**Exercise description**:
Every entry must be repeated exactly. Exclude all pictures.

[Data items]
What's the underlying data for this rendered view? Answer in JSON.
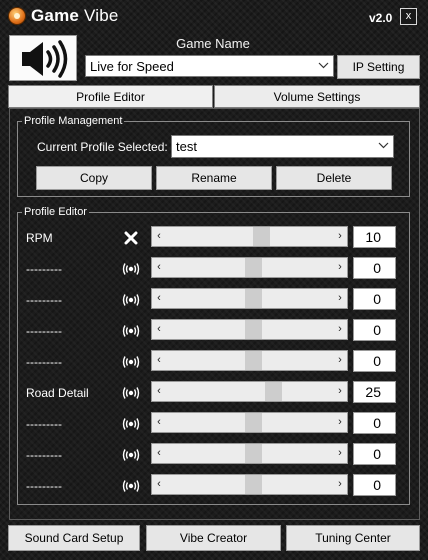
{
  "header": {
    "title_part1": "Game",
    "title_part2": "Vibe",
    "version": "v2.0",
    "close_label": "x"
  },
  "game": {
    "label": "Game Name",
    "selected": "Live for Speed",
    "ip_button": "IP Setting"
  },
  "tabs": [
    {
      "label": "Profile Editor",
      "active": true
    },
    {
      "label": "Volume Settings",
      "active": false
    }
  ],
  "profile_management": {
    "title": "Profile Management",
    "current_label": "Current Profile Selected:",
    "current_value": "test",
    "buttons": {
      "copy": "Copy",
      "rename": "Rename",
      "delete": "Delete"
    }
  },
  "profile_editor": {
    "title": "Profile Editor",
    "rows": [
      {
        "label": "RPM",
        "icon": "close-icon",
        "value": "10",
        "level": 10
      },
      {
        "label": "---------",
        "icon": "vibration-icon",
        "value": "0",
        "level": 0
      },
      {
        "label": "---------",
        "icon": "vibration-icon",
        "value": "0",
        "level": 0
      },
      {
        "label": "---------",
        "icon": "vibration-icon",
        "value": "0",
        "level": 0
      },
      {
        "label": "---------",
        "icon": "vibration-icon",
        "value": "0",
        "level": 0
      },
      {
        "label": "Road Detail",
        "icon": "vibration-icon",
        "value": "25",
        "level": 25
      },
      {
        "label": "---------",
        "icon": "vibration-icon",
        "value": "0",
        "level": 0
      },
      {
        "label": "---------",
        "icon": "vibration-icon",
        "value": "0",
        "level": 0
      },
      {
        "label": "---------",
        "icon": "vibration-icon",
        "value": "0",
        "level": 0
      }
    ]
  },
  "footer": {
    "sound_card": "Sound Card Setup",
    "vibe_creator": "Vibe Creator",
    "tuning_center": "Tuning Center"
  },
  "colors": {
    "background": "#1c1c1c",
    "button_face": "#e6e6e6",
    "slider_thumb": "#cdcdcd"
  }
}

**Complete output**:
What's the underlying data for this rendered view? Answer in JSON.
{
  "header": {
    "title_part1": "Game",
    "title_part2": "Vibe",
    "version": "v2.0",
    "close_label": "x"
  },
  "game": {
    "label": "Game Name",
    "selected": "Live for Speed",
    "ip_button": "IP Setting"
  },
  "tabs": [
    {
      "label": "Profile Editor",
      "active": true
    },
    {
      "label": "Volume Settings",
      "active": false
    }
  ],
  "profile_management": {
    "title": "Profile Management",
    "current_label": "Current Profile Selected:",
    "current_value": "test",
    "buttons": {
      "copy": "Copy",
      "rename": "Rename",
      "delete": "Delete"
    }
  },
  "profile_editor": {
    "title": "Profile Editor",
    "rows": [
      {
        "label": "RPM",
        "icon": "close-icon",
        "value": "10",
        "level": 10
      },
      {
        "label": "---------",
        "icon": "vibration-icon",
        "value": "0",
        "level": 0
      },
      {
        "label": "---------",
        "icon": "vibration-icon",
        "value": "0",
        "level": 0
      },
      {
        "label": "---------",
        "icon": "vibration-icon",
        "value": "0",
        "level": 0
      },
      {
        "label": "---------",
        "icon": "vibration-icon",
        "value": "0",
        "level": 0
      },
      {
        "label": "Road Detail",
        "icon": "vibration-icon",
        "value": "25",
        "level": 25
      },
      {
        "label": "---------",
        "icon": "vibration-icon",
        "value": "0",
        "level": 0
      },
      {
        "label": "---------",
        "icon": "vibration-icon",
        "value": "0",
        "level": 0
      },
      {
        "label": "---------",
        "icon": "vibration-icon",
        "value": "0",
        "level": 0
      }
    ]
  },
  "footer": {
    "sound_card": "Sound Card Setup",
    "vibe_creator": "Vibe Creator",
    "tuning_center": "Tuning Center"
  },
  "colors": {
    "background": "#1c1c1c",
    "button_face": "#e6e6e6",
    "slider_thumb": "#cdcdcd"
  }
}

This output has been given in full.